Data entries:
((

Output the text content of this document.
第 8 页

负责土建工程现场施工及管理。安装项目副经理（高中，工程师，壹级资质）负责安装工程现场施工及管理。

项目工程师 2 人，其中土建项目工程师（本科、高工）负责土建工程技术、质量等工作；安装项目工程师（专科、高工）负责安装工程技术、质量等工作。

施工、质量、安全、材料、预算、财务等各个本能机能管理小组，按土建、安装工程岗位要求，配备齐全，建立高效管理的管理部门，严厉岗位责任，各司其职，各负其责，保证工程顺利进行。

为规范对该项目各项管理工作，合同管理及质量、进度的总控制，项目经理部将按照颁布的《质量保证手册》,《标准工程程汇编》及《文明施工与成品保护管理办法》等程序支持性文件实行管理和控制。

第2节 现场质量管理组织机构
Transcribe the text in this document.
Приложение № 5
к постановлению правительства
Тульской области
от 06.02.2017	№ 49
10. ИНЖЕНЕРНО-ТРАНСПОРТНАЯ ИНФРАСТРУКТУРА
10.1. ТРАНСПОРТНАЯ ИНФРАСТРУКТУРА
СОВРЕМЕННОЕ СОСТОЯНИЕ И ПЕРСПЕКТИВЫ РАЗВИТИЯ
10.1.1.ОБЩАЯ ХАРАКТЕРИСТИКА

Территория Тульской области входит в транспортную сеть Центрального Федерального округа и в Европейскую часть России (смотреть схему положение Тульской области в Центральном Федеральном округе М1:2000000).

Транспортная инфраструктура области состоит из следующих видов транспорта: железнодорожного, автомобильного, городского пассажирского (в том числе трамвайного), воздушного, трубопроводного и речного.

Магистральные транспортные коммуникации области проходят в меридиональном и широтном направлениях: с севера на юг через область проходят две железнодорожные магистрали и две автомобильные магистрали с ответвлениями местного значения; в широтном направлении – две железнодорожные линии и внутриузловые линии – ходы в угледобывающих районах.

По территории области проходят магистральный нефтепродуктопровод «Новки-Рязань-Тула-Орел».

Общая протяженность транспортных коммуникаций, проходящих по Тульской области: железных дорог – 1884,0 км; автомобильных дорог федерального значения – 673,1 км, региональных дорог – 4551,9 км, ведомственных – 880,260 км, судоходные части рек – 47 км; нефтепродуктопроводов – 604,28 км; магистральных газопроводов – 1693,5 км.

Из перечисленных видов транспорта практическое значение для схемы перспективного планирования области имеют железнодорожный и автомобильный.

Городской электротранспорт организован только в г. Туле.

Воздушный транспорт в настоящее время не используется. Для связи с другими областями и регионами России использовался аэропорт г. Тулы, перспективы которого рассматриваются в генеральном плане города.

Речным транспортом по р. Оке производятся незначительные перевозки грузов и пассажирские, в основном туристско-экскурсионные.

))

DESCRIPTION OF THE TASK – From the entries above, copy out every line where the string "транспорта" appears.

EXERCISE ANSWER –
Транспортная инфраструктура области состоит из следующих видов транспорта: железнодорожного, автомобильного, городского пассажирского (в том числе трамвайного), воздушного, трубопроводного и речного.
Из перечисленных видов транспорта практическое значение для схемы перспективного планирования области имеют железнодорожный и автомобильный.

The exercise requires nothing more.